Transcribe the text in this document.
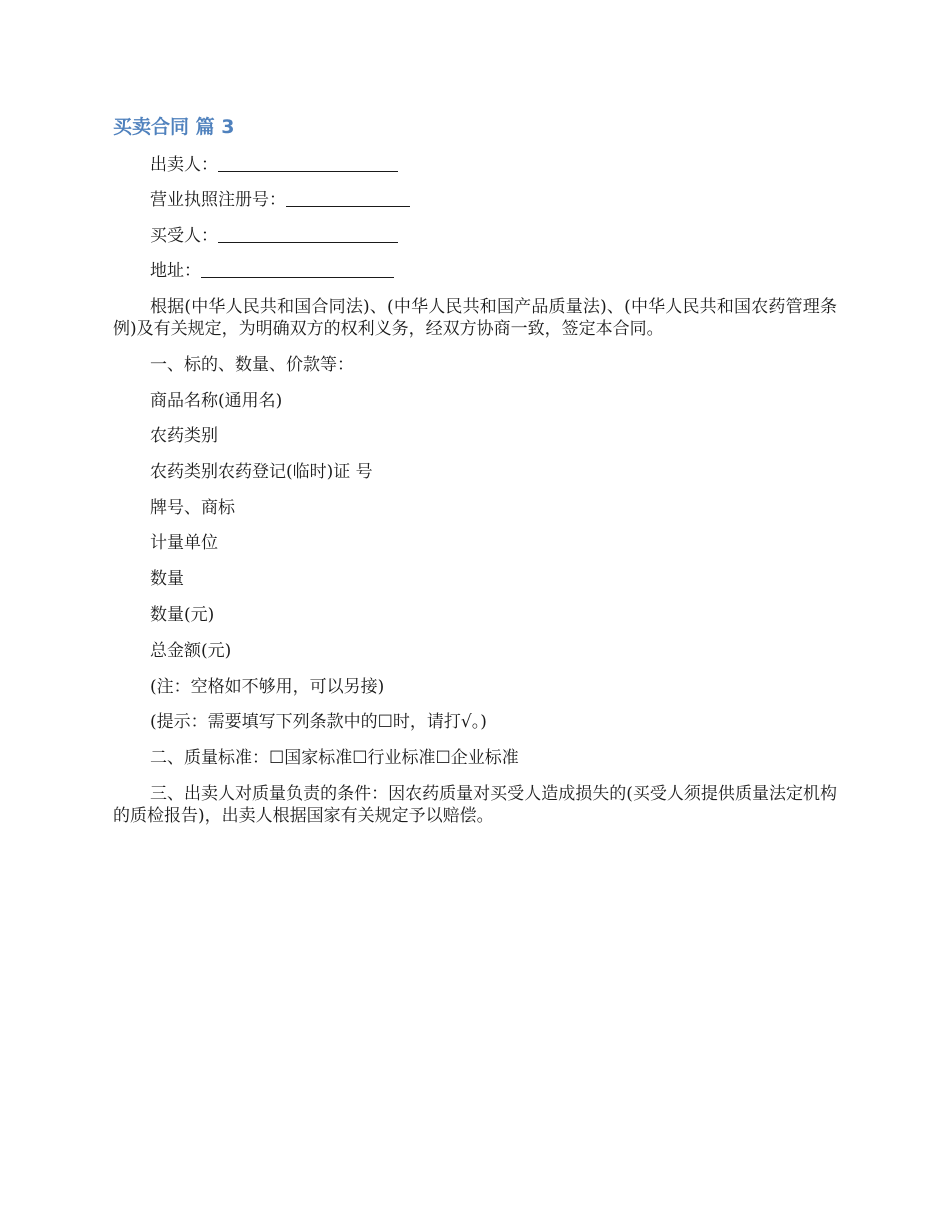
买卖合同 篇 3
出卖人：
营业执照注册号：
买受人：
地址：
根据(中华人民共和国合同法)、(中华人民共和国产品质量法)、(中华人民共和国农药管理条例)及有关规定，为明确双方的权利义务，经双方协商一致，签定本合同。
一、标的、数量、价款等：
商品名称(通用名)
农药类别
农药类别农药登记(临时)证 号
牌号、商标
计量单位
数量
数量(元)
总金额(元)
(注：空格如不够用，可以另接)
(提示：需要填写下列条款中的☐时，请打√。)
二、质量标准：☐国家标准☐行业标准☐企业标准
三、出卖人对质量负责的条件：因农药质量对买受人造成损失的(买受人须提供质量法定机构的质检报告)，出卖人根据国家有关规定予以赔偿。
◆ ◆ ◆ ◆
Please write out all the data again word for word, but not the pictures.

* Complete output *
Transcribe the text in this document.
买卖合同 篇 3
出卖人：
营业执照注册号：
买受人：
地址：
根据(中华人民共和国合同法)、(中华人民共和国产品质量法)、(中华人民共和国农药管理条例)及有关规定，为明确双方的权利义务，经双方协商一致，签定本合同。
一、标的、数量、价款等：
商品名称(通用名)
农药类别
农药类别农药登记(临时)证 号
牌号、商标
计量单位
数量
数量(元)
总金额(元)
(注：空格如不够用，可以另接)
(提示：需要填写下列条款中的☐时，请打√。)
二、质量标准：☐国家标准☐行业标准☐企业标准
三、出卖人对质量负责的条件：因农药质量对买受人造成损失的(买受人须提供质量法定机构的质检报告)，出卖人根据国家有关规定予以赔偿。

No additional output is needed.